Your instructions |
Within the material below, find each line bearing the word "background" and present it.

━━━━━ Record list

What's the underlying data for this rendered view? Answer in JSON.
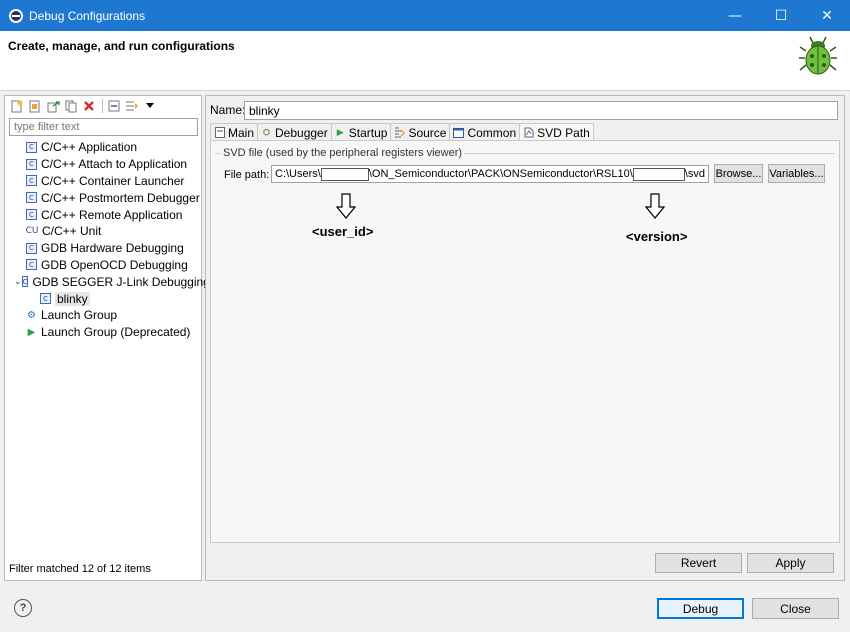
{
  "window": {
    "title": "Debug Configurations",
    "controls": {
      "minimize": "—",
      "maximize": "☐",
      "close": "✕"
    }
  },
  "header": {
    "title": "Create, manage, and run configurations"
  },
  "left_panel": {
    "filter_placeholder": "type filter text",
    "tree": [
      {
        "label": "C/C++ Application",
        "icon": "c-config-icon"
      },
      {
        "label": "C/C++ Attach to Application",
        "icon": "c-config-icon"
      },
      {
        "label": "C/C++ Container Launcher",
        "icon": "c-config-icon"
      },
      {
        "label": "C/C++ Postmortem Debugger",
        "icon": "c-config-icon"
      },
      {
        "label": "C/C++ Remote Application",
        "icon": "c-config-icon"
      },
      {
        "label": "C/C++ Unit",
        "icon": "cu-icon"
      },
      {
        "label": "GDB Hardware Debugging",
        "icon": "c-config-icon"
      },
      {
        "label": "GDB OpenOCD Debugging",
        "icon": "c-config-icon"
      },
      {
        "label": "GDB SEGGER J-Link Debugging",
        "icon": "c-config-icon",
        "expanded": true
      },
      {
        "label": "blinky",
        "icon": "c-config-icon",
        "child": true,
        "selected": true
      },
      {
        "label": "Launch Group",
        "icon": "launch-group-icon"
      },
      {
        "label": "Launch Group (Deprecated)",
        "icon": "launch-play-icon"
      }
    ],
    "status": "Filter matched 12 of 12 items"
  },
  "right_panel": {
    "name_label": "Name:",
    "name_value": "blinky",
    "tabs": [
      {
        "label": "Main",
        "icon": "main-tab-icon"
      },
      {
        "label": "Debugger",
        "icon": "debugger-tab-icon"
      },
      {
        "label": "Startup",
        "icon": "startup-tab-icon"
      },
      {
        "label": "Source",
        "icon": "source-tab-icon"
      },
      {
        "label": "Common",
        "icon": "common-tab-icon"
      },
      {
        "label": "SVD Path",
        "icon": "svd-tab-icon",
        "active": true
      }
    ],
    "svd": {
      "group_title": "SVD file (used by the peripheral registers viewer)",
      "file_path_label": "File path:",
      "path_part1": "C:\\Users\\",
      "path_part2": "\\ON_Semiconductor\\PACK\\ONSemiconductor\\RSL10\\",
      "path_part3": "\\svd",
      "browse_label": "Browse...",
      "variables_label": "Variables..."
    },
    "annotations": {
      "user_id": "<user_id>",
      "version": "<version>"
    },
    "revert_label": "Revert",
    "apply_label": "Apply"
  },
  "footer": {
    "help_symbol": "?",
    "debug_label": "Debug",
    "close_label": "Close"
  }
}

━━━━━━━━━━
━━━━━ Record list

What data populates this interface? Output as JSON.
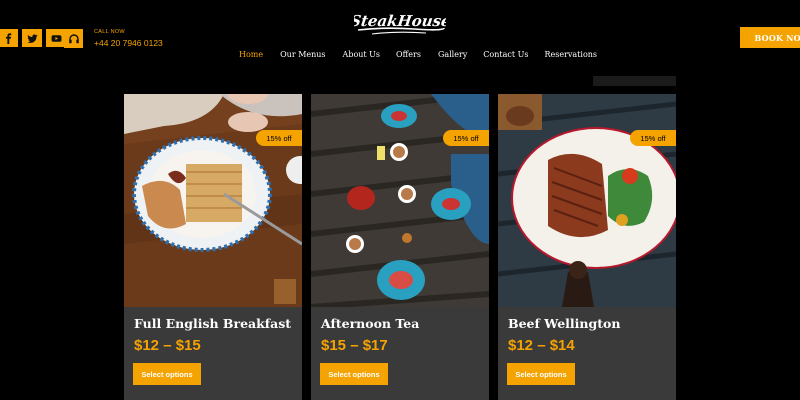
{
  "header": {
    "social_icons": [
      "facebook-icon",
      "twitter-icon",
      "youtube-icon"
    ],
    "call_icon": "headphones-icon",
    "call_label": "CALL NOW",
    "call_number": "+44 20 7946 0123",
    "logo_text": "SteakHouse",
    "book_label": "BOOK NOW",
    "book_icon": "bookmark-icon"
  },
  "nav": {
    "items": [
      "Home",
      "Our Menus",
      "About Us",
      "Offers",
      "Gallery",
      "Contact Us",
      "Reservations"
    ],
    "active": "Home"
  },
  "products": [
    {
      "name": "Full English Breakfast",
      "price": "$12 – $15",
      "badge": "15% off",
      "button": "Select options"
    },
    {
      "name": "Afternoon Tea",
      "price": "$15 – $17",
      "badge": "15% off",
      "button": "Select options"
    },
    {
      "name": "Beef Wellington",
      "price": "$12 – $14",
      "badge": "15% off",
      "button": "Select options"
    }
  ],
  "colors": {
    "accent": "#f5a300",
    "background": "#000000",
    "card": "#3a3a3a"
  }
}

━━━━━━━━━━
━━━━━ Record list

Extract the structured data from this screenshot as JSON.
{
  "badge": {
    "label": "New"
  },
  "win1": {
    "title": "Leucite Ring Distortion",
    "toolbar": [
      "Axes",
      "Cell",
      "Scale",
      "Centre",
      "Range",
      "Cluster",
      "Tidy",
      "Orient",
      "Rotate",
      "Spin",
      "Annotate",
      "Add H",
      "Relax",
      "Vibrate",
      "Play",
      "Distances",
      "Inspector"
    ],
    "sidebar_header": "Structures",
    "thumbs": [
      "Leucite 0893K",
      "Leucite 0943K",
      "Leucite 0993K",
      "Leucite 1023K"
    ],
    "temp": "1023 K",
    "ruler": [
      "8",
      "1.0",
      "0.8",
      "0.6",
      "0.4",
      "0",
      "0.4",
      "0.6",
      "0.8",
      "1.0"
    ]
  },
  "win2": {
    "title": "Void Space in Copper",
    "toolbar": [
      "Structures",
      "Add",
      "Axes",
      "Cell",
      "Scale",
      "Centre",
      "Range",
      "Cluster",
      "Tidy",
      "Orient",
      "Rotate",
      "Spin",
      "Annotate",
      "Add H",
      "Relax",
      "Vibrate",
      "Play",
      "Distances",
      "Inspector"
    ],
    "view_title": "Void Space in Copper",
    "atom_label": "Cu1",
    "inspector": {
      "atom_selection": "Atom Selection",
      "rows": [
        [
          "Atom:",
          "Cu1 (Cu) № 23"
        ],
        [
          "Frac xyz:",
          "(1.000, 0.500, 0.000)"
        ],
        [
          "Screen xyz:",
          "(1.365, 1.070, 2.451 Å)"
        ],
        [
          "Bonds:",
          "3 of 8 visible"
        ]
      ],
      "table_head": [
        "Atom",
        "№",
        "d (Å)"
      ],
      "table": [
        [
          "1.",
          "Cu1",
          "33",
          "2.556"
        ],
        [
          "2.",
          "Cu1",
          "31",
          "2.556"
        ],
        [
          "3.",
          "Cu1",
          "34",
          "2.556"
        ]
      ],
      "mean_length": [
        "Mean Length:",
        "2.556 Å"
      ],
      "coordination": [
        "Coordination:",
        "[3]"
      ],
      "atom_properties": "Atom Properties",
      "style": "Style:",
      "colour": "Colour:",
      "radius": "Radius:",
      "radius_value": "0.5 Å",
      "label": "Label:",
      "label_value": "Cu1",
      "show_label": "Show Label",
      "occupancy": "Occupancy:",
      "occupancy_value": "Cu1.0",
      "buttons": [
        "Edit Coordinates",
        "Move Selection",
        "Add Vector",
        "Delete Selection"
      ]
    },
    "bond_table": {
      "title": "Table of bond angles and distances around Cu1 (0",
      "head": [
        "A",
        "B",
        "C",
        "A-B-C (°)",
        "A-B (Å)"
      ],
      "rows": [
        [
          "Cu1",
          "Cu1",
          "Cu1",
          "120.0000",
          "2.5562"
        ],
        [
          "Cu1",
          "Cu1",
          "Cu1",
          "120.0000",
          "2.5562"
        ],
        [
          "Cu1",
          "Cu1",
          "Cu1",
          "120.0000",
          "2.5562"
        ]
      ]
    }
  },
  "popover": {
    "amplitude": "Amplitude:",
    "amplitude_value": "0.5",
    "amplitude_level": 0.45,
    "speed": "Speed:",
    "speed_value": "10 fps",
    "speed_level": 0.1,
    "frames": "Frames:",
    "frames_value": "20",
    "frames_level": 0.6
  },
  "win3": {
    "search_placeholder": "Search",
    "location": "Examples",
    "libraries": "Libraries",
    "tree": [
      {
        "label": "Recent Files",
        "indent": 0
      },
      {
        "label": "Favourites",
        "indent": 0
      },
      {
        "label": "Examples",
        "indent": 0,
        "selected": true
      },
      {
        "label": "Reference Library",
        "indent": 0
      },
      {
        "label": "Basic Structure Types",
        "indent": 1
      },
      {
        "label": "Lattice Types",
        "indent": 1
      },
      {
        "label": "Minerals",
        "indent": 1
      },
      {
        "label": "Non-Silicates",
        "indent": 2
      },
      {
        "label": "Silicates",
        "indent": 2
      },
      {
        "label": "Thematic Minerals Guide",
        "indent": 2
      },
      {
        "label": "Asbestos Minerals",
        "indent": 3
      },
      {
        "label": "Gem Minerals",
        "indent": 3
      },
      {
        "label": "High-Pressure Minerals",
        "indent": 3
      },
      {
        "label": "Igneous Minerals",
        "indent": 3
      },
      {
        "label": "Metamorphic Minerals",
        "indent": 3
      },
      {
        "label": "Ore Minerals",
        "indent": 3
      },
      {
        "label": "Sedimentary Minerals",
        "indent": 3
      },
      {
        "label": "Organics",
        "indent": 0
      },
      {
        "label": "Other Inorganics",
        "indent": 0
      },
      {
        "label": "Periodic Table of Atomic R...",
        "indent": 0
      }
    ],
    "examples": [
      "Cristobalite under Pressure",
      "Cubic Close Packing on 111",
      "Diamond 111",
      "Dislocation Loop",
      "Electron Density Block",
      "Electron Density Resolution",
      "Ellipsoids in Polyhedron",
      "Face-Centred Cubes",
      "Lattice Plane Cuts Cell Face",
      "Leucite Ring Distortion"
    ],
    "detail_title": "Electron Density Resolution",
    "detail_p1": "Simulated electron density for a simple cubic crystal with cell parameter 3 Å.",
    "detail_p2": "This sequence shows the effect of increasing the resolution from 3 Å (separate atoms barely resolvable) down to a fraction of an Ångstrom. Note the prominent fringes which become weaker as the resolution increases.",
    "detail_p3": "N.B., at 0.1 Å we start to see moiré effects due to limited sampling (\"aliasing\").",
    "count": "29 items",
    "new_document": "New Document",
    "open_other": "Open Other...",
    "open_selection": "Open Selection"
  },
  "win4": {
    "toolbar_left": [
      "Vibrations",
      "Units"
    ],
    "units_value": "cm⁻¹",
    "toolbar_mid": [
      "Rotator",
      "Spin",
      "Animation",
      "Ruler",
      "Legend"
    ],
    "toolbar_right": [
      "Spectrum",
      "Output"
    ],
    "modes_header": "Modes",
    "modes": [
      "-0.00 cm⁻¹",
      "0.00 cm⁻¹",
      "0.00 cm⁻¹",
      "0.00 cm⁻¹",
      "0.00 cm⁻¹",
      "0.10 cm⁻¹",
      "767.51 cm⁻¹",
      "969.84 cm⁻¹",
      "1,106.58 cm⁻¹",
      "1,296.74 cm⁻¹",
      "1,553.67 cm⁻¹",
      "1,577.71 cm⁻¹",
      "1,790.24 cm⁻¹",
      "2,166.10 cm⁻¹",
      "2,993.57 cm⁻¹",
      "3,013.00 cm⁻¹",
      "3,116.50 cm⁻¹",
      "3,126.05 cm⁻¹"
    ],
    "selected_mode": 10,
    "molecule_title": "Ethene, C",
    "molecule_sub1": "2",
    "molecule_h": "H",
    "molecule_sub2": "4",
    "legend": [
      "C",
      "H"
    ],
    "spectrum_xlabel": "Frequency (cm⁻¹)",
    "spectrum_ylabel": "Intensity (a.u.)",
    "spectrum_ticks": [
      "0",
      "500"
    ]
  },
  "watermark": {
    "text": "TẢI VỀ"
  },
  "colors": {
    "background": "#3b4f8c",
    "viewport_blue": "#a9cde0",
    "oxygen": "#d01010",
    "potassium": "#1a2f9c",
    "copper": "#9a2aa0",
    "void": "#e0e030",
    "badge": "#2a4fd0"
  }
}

━━━━━━━━━━

Worked answer |
    "background": "#000000",
    "background": "#3b4f8c",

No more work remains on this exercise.